■ **Given problem**: Select all lines in the records that include "Reward".

■ **Extracted entries**:
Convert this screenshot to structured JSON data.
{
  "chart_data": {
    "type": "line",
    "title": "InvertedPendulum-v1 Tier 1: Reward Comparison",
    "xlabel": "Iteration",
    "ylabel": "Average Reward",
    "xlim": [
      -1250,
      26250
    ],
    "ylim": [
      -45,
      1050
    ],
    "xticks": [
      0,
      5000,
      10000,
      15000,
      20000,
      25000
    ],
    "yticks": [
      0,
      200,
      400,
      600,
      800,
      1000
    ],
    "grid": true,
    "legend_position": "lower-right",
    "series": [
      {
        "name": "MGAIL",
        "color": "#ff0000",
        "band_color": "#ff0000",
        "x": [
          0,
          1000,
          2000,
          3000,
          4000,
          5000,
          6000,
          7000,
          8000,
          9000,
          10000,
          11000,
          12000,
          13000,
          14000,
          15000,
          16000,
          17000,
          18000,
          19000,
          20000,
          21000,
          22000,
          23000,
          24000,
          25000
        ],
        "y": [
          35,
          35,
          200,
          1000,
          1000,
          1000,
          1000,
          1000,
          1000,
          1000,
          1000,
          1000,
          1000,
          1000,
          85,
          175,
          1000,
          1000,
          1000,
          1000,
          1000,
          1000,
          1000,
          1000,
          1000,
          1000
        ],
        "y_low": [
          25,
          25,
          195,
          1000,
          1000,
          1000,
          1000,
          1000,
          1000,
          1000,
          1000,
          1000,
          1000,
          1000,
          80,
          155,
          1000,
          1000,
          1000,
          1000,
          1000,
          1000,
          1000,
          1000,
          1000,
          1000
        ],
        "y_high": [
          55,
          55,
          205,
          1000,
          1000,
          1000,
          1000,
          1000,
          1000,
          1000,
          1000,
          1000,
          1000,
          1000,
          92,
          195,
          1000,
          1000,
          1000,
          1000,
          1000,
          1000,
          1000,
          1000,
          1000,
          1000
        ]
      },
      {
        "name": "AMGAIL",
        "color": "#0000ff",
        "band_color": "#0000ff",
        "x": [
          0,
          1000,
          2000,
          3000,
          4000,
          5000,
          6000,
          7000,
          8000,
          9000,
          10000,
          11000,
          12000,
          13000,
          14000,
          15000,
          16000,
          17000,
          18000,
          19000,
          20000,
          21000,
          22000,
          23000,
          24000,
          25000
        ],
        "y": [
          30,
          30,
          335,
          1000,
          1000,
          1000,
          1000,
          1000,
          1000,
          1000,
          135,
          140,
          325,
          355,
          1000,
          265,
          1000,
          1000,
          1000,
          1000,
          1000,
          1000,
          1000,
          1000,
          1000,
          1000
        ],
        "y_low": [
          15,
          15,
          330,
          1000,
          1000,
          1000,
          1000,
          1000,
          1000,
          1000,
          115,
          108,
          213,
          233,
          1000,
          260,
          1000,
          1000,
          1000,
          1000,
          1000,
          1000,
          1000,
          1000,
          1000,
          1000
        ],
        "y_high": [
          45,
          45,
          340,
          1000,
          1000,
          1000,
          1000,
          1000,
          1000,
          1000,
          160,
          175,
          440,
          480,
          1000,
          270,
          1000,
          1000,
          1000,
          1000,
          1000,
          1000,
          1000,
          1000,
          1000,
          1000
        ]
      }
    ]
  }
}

■ **Complete answer**:
    "title": "InvertedPendulum-v1 Tier 1: Reward Comparison",
    "ylabel": "Average Reward",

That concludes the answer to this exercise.